═══ Input records ═══

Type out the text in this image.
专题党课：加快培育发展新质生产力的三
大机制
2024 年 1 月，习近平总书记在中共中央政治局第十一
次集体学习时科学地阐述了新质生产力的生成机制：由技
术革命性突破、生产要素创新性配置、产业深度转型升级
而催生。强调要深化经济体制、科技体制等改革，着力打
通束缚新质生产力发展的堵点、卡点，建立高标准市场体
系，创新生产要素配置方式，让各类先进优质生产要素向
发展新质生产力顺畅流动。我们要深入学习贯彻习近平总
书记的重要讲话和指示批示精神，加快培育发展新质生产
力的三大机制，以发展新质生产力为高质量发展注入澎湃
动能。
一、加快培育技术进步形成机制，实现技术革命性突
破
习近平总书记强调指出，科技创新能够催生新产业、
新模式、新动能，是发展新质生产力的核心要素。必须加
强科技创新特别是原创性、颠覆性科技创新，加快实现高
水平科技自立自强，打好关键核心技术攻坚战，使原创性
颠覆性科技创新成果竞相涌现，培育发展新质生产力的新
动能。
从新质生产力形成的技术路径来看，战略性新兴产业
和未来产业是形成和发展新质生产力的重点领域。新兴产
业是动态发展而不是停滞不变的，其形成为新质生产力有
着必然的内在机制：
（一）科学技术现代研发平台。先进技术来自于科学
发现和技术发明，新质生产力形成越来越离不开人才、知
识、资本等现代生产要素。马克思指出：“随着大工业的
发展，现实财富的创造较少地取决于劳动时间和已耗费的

═══

Recopy all the lines exactly as they appear.

▶ [Response for this exercise]:
Type out the text in this image.
专题党课：加快培育发展新质生产力的三
大机制
2024 年 1 月，习近平总书记在中共中央政治局第十一
次集体学习时科学地阐述了新质生产力的生成机制：由技
术革命性突破、生产要素创新性配置、产业深度转型升级
而催生。强调要深化经济体制、科技体制等改革，着力打
通束缚新质生产力发展的堵点、卡点，建立高标准市场体
系，创新生产要素配置方式，让各类先进优质生产要素向
发展新质生产力顺畅流动。我们要深入学习贯彻习近平总
书记的重要讲话和指示批示精神，加快培育发展新质生产
力的三大机制，以发展新质生产力为高质量发展注入澎湃
动能。
一、加快培育技术进步形成机制，实现技术革命性突
破
习近平总书记强调指出，科技创新能够催生新产业、
新模式、新动能，是发展新质生产力的核心要素。必须加
强科技创新特别是原创性、颠覆性科技创新，加快实现高
水平科技自立自强，打好关键核心技术攻坚战，使原创性
颠覆性科技创新成果竞相涌现，培育发展新质生产力的新
动能。
从新质生产力形成的技术路径来看，战略性新兴产业
和未来产业是形成和发展新质生产力的重点领域。新兴产
业是动态发展而不是停滞不变的，其形成为新质生产力有
着必然的内在机制：
（一）科学技术现代研发平台。先进技术来自于科学
发现和技术发明，新质生产力形成越来越离不开人才、知
识、资本等现代生产要素。马克思指出：“随着大工业的
发展，现实财富的创造较少地取决于劳动时间和已耗费的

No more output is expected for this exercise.